§ INFORMATION PROVIDED:
(begin)
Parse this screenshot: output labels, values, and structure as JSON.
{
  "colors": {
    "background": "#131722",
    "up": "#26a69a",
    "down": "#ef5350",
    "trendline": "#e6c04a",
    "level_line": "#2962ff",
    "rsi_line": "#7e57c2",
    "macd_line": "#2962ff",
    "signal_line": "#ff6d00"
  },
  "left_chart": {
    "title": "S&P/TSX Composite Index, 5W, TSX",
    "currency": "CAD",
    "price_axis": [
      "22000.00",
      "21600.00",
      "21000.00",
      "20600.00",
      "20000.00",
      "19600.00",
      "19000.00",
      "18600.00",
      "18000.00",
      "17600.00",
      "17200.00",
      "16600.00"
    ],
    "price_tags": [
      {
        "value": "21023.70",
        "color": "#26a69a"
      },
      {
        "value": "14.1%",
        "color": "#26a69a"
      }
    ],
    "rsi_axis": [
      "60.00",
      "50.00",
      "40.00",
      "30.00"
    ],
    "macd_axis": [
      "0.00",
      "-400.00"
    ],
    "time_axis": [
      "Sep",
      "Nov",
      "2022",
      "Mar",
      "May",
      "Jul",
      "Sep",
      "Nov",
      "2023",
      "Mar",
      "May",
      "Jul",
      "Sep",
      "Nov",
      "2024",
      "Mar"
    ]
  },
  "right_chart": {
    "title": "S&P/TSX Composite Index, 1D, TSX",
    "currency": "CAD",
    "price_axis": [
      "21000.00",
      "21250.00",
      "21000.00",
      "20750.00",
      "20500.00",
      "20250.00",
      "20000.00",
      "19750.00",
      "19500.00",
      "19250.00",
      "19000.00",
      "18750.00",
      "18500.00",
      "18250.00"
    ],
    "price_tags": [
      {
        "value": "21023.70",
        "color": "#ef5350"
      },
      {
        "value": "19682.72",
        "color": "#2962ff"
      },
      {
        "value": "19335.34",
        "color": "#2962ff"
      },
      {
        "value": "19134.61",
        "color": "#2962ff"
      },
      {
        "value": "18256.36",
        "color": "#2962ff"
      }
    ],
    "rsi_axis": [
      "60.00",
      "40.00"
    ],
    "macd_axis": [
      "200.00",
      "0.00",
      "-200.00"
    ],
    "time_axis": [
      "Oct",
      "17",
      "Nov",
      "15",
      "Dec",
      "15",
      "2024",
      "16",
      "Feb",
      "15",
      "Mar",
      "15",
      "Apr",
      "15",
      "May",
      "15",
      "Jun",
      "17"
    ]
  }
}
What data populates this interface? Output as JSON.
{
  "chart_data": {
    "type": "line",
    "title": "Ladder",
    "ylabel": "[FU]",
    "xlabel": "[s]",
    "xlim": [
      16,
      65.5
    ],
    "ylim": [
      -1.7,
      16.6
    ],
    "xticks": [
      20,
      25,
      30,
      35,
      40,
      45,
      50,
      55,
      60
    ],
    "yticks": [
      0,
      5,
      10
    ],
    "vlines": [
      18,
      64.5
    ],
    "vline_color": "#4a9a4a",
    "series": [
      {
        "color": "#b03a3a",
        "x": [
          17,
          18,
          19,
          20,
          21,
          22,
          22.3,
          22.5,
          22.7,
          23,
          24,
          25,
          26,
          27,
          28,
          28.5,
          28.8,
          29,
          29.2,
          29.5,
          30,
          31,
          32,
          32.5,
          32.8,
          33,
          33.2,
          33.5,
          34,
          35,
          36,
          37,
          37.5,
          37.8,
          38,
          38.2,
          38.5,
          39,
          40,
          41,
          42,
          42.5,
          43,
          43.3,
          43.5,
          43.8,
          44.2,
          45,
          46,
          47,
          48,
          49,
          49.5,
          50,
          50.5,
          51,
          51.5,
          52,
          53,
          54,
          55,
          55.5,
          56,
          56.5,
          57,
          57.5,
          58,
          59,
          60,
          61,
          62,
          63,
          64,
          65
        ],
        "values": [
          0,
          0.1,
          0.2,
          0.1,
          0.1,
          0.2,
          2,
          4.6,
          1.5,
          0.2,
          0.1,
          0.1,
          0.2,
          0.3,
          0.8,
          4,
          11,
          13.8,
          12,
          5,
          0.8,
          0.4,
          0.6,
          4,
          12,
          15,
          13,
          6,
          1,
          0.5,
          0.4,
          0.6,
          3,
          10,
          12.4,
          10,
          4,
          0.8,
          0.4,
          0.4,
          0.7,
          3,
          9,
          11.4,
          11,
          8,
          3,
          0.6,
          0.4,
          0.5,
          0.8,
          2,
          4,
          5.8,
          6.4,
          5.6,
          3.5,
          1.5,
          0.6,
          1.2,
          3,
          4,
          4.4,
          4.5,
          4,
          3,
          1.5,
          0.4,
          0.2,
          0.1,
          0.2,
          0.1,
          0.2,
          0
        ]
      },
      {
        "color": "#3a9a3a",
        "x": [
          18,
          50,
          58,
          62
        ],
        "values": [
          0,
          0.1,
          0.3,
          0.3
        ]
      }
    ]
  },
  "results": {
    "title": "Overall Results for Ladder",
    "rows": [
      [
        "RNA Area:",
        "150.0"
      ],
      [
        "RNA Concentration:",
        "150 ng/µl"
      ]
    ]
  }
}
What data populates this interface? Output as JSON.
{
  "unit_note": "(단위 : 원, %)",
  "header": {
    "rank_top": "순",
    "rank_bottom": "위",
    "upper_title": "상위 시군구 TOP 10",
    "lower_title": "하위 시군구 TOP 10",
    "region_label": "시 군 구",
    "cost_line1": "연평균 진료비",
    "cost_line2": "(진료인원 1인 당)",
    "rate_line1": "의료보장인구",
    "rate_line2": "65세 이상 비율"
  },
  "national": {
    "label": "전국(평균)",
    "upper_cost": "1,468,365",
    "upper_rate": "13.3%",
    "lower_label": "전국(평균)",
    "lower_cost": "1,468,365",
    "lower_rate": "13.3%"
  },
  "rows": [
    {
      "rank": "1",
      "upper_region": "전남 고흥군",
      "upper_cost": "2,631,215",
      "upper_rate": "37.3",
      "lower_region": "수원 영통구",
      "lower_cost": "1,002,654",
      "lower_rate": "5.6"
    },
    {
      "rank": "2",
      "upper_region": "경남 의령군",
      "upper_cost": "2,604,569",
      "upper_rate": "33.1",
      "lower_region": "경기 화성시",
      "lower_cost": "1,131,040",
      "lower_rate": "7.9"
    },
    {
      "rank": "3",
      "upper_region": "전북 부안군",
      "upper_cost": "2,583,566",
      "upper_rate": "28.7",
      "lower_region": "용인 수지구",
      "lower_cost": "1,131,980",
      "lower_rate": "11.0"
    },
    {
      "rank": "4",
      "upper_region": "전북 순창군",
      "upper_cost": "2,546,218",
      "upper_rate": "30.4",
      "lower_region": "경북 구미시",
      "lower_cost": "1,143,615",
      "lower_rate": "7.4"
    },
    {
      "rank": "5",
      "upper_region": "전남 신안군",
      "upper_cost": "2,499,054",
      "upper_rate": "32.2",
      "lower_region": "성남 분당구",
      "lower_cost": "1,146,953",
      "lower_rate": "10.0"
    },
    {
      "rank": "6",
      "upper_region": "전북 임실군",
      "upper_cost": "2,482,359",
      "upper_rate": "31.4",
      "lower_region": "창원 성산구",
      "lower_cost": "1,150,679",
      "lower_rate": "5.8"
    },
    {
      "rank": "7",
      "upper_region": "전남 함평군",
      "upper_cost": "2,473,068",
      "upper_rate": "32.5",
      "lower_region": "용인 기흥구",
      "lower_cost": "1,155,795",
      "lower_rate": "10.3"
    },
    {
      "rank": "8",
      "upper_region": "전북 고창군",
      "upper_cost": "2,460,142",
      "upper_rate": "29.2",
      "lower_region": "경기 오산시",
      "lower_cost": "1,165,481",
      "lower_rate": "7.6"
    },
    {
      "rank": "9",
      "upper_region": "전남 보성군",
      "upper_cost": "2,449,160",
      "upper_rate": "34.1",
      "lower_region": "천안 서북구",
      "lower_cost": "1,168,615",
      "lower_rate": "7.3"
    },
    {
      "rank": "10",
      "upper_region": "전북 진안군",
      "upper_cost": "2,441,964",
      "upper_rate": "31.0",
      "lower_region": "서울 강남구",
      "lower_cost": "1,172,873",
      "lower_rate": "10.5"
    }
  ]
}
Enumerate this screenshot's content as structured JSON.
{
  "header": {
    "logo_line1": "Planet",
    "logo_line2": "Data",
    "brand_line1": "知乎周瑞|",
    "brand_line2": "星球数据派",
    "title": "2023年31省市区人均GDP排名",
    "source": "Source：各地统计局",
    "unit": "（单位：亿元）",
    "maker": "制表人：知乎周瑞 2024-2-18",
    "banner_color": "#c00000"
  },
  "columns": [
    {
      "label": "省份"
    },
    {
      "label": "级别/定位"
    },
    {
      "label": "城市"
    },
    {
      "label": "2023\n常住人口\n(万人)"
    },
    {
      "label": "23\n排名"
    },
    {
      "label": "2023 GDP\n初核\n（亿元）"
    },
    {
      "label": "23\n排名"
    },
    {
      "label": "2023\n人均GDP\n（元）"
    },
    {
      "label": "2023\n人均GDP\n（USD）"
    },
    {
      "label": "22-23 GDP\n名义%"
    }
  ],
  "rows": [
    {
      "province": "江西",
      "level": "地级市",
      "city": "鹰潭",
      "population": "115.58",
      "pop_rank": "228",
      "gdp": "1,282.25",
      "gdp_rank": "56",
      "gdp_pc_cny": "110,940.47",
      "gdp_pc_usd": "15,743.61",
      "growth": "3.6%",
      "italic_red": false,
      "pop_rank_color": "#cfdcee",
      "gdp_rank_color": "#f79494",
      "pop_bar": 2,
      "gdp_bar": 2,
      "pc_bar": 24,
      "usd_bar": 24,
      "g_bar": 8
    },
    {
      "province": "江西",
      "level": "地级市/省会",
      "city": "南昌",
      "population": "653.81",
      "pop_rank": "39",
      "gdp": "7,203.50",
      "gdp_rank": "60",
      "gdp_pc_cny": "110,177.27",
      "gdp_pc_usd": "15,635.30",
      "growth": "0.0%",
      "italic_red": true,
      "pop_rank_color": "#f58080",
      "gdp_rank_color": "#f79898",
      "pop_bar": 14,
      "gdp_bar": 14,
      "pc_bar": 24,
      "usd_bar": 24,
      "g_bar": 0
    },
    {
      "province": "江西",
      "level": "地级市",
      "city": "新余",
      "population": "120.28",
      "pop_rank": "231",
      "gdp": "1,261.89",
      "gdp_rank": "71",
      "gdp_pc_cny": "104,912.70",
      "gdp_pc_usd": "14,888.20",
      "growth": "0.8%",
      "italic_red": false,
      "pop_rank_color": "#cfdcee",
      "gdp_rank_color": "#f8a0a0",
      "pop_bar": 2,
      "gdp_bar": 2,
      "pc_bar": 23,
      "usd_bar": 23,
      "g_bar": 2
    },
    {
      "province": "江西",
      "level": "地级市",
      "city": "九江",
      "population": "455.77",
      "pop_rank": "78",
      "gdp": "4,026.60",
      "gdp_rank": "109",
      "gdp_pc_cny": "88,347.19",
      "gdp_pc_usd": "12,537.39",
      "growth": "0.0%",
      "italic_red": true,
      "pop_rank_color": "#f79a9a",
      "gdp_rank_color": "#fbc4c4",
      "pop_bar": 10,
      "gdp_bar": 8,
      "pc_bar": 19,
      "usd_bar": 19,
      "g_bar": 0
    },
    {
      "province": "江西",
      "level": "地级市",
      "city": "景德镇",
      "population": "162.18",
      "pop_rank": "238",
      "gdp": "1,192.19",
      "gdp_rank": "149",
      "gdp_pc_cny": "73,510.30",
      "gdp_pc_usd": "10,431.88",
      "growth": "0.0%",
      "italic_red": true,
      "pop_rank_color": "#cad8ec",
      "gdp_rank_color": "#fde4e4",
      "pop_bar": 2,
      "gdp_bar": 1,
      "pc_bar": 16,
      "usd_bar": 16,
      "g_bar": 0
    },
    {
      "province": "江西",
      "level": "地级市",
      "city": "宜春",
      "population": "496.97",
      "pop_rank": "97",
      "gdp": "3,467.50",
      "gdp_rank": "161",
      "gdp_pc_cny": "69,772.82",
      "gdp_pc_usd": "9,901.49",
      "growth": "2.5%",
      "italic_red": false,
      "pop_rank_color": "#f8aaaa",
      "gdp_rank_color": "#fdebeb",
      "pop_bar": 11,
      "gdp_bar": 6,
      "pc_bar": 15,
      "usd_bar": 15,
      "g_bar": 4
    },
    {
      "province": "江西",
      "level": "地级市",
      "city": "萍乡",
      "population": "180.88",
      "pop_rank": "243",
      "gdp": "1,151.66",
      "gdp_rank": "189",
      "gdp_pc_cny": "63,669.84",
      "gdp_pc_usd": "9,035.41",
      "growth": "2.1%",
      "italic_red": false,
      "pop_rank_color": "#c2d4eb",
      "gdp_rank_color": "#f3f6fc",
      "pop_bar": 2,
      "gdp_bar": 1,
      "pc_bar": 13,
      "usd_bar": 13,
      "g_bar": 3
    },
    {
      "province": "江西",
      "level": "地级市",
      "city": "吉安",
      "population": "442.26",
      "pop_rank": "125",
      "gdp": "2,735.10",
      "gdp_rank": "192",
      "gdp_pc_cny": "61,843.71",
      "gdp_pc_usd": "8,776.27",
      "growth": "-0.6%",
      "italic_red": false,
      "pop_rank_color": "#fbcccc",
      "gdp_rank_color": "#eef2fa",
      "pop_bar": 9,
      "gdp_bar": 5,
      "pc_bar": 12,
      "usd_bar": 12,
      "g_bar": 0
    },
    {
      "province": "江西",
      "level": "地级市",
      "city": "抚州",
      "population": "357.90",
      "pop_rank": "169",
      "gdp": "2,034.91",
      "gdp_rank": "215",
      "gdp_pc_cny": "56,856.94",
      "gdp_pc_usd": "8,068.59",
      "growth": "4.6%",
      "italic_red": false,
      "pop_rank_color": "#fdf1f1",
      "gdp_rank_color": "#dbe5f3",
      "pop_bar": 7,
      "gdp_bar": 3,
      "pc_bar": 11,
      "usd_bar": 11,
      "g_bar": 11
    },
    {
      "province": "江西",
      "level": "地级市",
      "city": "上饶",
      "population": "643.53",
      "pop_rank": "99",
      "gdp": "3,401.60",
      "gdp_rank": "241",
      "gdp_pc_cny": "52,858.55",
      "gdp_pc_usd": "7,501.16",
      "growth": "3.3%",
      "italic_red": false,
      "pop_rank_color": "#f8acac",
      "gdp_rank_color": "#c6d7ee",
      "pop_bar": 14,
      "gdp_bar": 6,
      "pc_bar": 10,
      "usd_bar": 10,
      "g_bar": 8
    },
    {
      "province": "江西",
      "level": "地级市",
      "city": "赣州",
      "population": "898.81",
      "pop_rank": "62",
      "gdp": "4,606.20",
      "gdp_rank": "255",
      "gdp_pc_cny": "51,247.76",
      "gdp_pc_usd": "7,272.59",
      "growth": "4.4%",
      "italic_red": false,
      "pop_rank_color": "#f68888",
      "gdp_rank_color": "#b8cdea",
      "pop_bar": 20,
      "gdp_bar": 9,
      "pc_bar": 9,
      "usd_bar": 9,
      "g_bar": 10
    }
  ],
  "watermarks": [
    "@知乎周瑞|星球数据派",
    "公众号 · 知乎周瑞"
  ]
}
(end)
§ SHORT PROBLEM: Extract every line above that contains the word "n人均GDP".

§ ANSWER FOR THIS EXERCISE:
      "label": "2023\n人均GDP\n（元）"
      "label": "2023\n人均GDP\n（USD）"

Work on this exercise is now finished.